• _To do_
Reproduce the listing word for word, leaving every picture behind.
--- Begin Dataset ---
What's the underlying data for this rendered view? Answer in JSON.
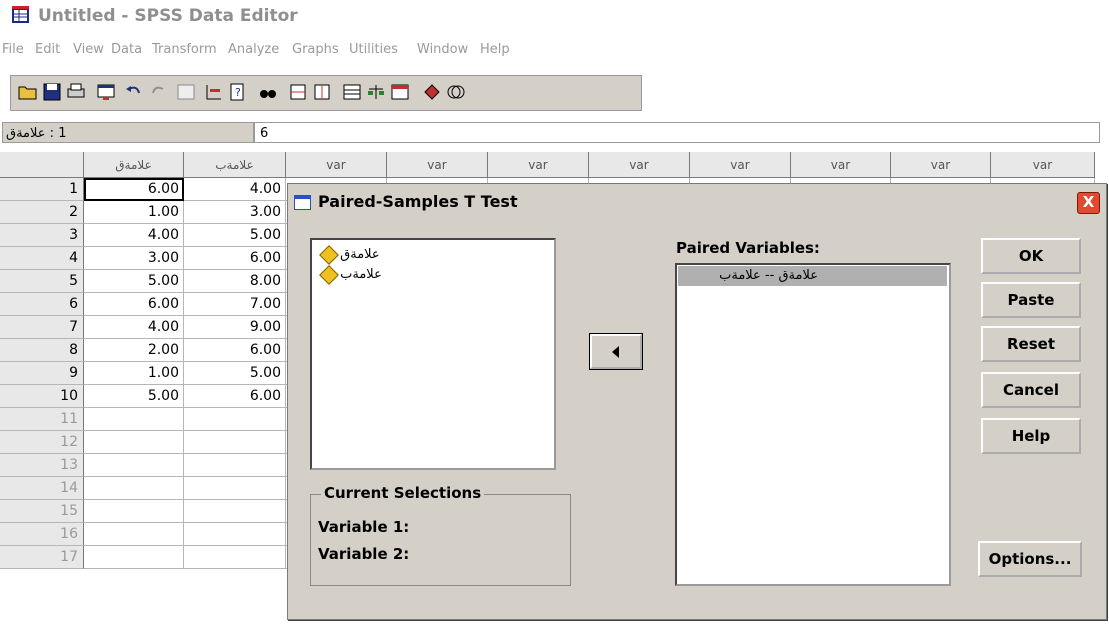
{
  "window": {
    "title": "Untitled - SPSS Data Editor"
  },
  "menu": [
    "File",
    "Edit",
    "View",
    "Data",
    "Transform",
    "Analyze",
    "Graphs",
    "Utilities",
    "Window",
    "Help"
  ],
  "cell_editor": {
    "name": "1 : علامةق",
    "value": "6"
  },
  "grid": {
    "columns": [
      "علامةق",
      "علامةب",
      "var",
      "var",
      "var",
      "var",
      "var",
      "var",
      "var",
      "var"
    ],
    "rows": [
      {
        "n": "1",
        "a": "6.00",
        "b": "4.00"
      },
      {
        "n": "2",
        "a": "1.00",
        "b": "3.00"
      },
      {
        "n": "3",
        "a": "4.00",
        "b": "5.00"
      },
      {
        "n": "4",
        "a": "3.00",
        "b": "6.00"
      },
      {
        "n": "5",
        "a": "5.00",
        "b": "8.00"
      },
      {
        "n": "6",
        "a": "6.00",
        "b": "7.00"
      },
      {
        "n": "7",
        "a": "4.00",
        "b": "9.00"
      },
      {
        "n": "8",
        "a": "2.00",
        "b": "6.00"
      },
      {
        "n": "9",
        "a": "1.00",
        "b": "5.00"
      },
      {
        "n": "10",
        "a": "5.00",
        "b": "6.00"
      },
      {
        "n": "11",
        "a": "",
        "b": ""
      },
      {
        "n": "12",
        "a": "",
        "b": ""
      },
      {
        "n": "13",
        "a": "",
        "b": ""
      },
      {
        "n": "14",
        "a": "",
        "b": ""
      },
      {
        "n": "15",
        "a": "",
        "b": ""
      },
      {
        "n": "16",
        "a": "",
        "b": ""
      },
      {
        "n": "17",
        "a": "",
        "b": ""
      }
    ]
  },
  "dialog": {
    "title": "Paired-Samples T Test",
    "close": "X",
    "source_variables": [
      "علامةق",
      "علامةب"
    ],
    "paired_label": "Paired Variables:",
    "pairs": [
      "علامةق -- علامةب"
    ],
    "current_selections": {
      "legend": "Current Selections",
      "var1": "Variable 1:",
      "var2": "Variable 2:"
    },
    "buttons": {
      "ok": "OK",
      "paste": "Paste",
      "reset": "Reset",
      "cancel": "Cancel",
      "help": "Help",
      "options": "Options..."
    }
  }
}
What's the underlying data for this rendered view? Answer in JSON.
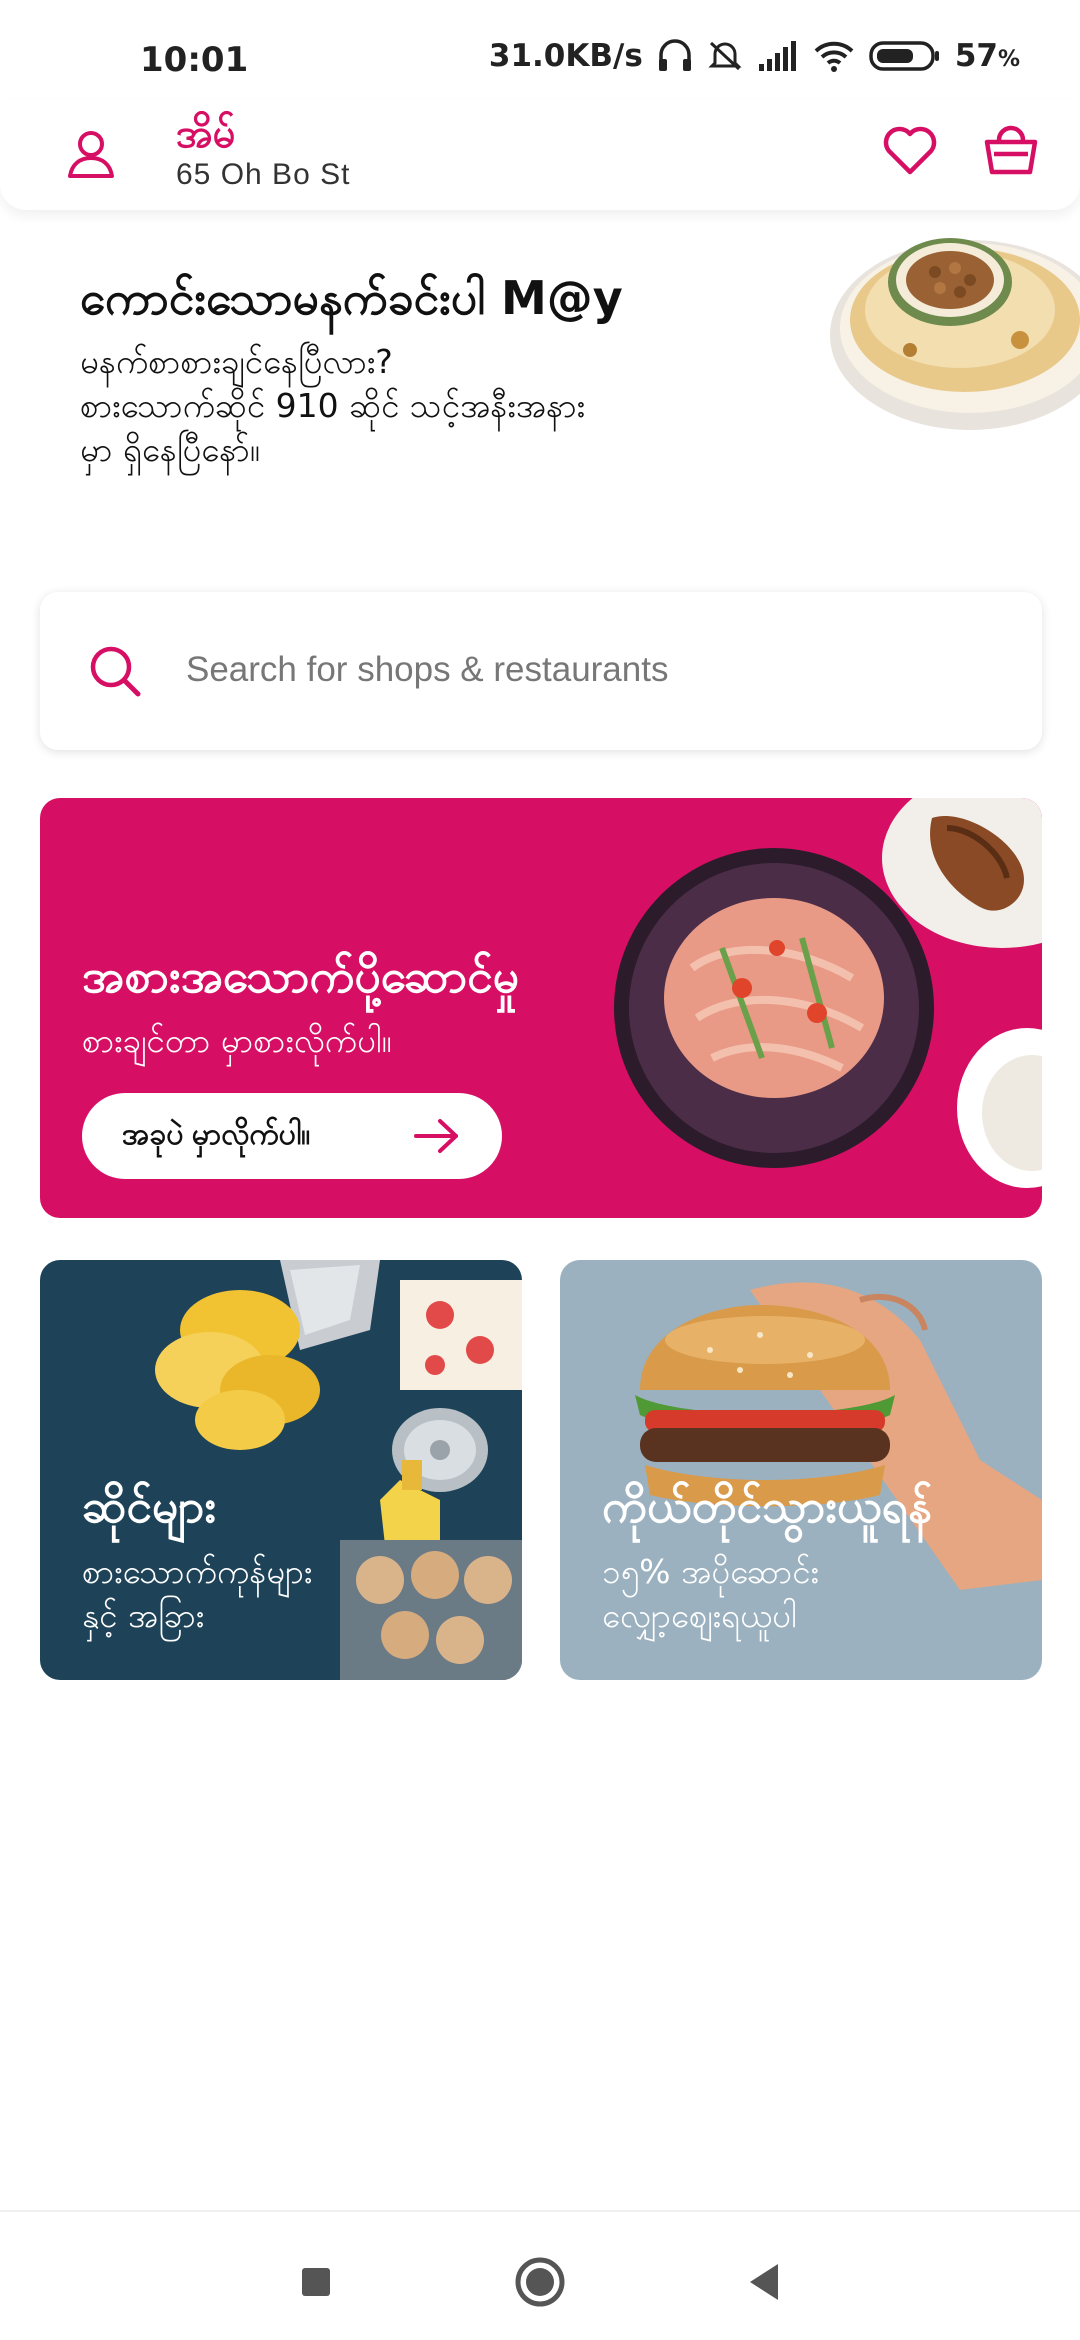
{
  "status_bar": {
    "time": "10:01",
    "net_speed": "31.0KB/s",
    "battery": "57",
    "battery_unit": "%"
  },
  "header": {
    "location_title": "အိမ်",
    "address": "65 Oh Bo St"
  },
  "greeting": {
    "title": "ကောင်းသောမနက်ခင်းပါ M@y",
    "line1": "မနက်စာစားချင်နေပြီလား?",
    "line2": "စားသောက်ဆိုင် 910 ဆိုင် သင့်အနီးအနား",
    "line3": "မှာ ရှိနေပြီနော်။"
  },
  "search": {
    "placeholder": "Search for shops & restaurants"
  },
  "delivery": {
    "title": "အစားအသောက်ပို့ဆောင်မှု",
    "subtitle": "စားချင်တာ မှာစားလိုက်ပါ။",
    "button_label": "အခုပဲ မှာလိုက်ပါ။"
  },
  "tiles": {
    "shops": {
      "title": "ဆိုင်များ",
      "line1": "စားသောက်ကုန်များ",
      "line2": "နှင့် အခြား"
    },
    "pickup": {
      "title": "ကိုယ်တိုင်သွားယူရန်",
      "line1": "၁၅% အပိုဆောင်း",
      "line2": "လျှော့စျေးရယူပါ"
    }
  },
  "colors": {
    "brand": "#d70f64",
    "shops_tile": "#1e4358",
    "pickup_tile": "#9bb1bf"
  }
}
--- End Dataset ---
• _Answer for the task_
What's the underlying data for this rendered view? Answer in JSON.
{
  "window": {
    "title": "Untitled - SPSS Data Editor"
  },
  "menu": [
    "File",
    "Edit",
    "View",
    "Data",
    "Transform",
    "Analyze",
    "Graphs",
    "Utilities",
    "Window",
    "Help"
  ],
  "cell_editor": {
    "name": "1 : علامةق",
    "value": "6"
  },
  "grid": {
    "columns": [
      "علامةق",
      "علامةب",
      "var",
      "var",
      "var",
      "var",
      "var",
      "var",
      "var",
      "var"
    ],
    "rows": [
      {
        "n": "1",
        "a": "6.00",
        "b": "4.00"
      },
      {
        "n": "2",
        "a": "1.00",
        "b": "3.00"
      },
      {
        "n": "3",
        "a": "4.00",
        "b": "5.00"
      },
      {
        "n": "4",
        "a": "3.00",
        "b": "6.00"
      },
      {
        "n": "5",
        "a": "5.00",
        "b": "8.00"
      },
      {
        "n": "6",
        "a": "6.00",
        "b": "7.00"
      },
      {
        "n": "7",
        "a": "4.00",
        "b": "9.00"
      },
      {
        "n": "8",
        "a": "2.00",
        "b": "6.00"
      },
      {
        "n": "9",
        "a": "1.00",
        "b": "5.00"
      },
      {
        "n": "10",
        "a": "5.00",
        "b": "6.00"
      },
      {
        "n": "11",
        "a": "",
        "b": ""
      },
      {
        "n": "12",
        "a": "",
        "b": ""
      },
      {
        "n": "13",
        "a": "",
        "b": ""
      },
      {
        "n": "14",
        "a": "",
        "b": ""
      },
      {
        "n": "15",
        "a": "",
        "b": ""
      },
      {
        "n": "16",
        "a": "",
        "b": ""
      },
      {
        "n": "17",
        "a": "",
        "b": ""
      }
    ]
  },
  "dialog": {
    "title": "Paired-Samples T Test",
    "close": "X",
    "source_variables": [
      "علامةق",
      "علامةب"
    ],
    "paired_label": "Paired Variables:",
    "pairs": [
      "علامةق -- علامةب"
    ],
    "current_selections": {
      "legend": "Current Selections",
      "var1": "Variable 1:",
      "var2": "Variable 2:"
    },
    "buttons": {
      "ok": "OK",
      "paste": "Paste",
      "reset": "Reset",
      "cancel": "Cancel",
      "help": "Help",
      "options": "Options..."
    }
  }
}
What's the underlying data for this rendered view? Answer in JSON.
{
  "status_bar": {
    "time": "10:01",
    "net_speed": "31.0KB/s",
    "battery": "57",
    "battery_unit": "%"
  },
  "header": {
    "location_title": "အိမ်",
    "address": "65 Oh Bo St"
  },
  "greeting": {
    "title": "ကောင်းသောမနက်ခင်းပါ M@y",
    "line1": "မနက်စာစားချင်နေပြီလား?",
    "line2": "စားသောက်ဆိုင် 910 ဆိုင် သင့်အနီးအနား",
    "line3": "မှာ ရှိနေပြီနော်။"
  },
  "search": {
    "placeholder": "Search for shops & restaurants"
  },
  "delivery": {
    "title": "အစားအသောက်ပို့ဆောင်မှု",
    "subtitle": "စားချင်တာ မှာစားလိုက်ပါ။",
    "button_label": "အခုပဲ မှာလိုက်ပါ။"
  },
  "tiles": {
    "shops": {
      "title": "ဆိုင်များ",
      "line1": "စားသောက်ကုန်များ",
      "line2": "နှင့် အခြား"
    },
    "pickup": {
      "title": "ကိုယ်တိုင်သွားယူရန်",
      "line1": "၁၅% အပိုဆောင်း",
      "line2": "လျှော့စျေးရယူပါ"
    }
  },
  "colors": {
    "brand": "#d70f64",
    "shops_tile": "#1e4358",
    "pickup_tile": "#9bb1bf"
  }
}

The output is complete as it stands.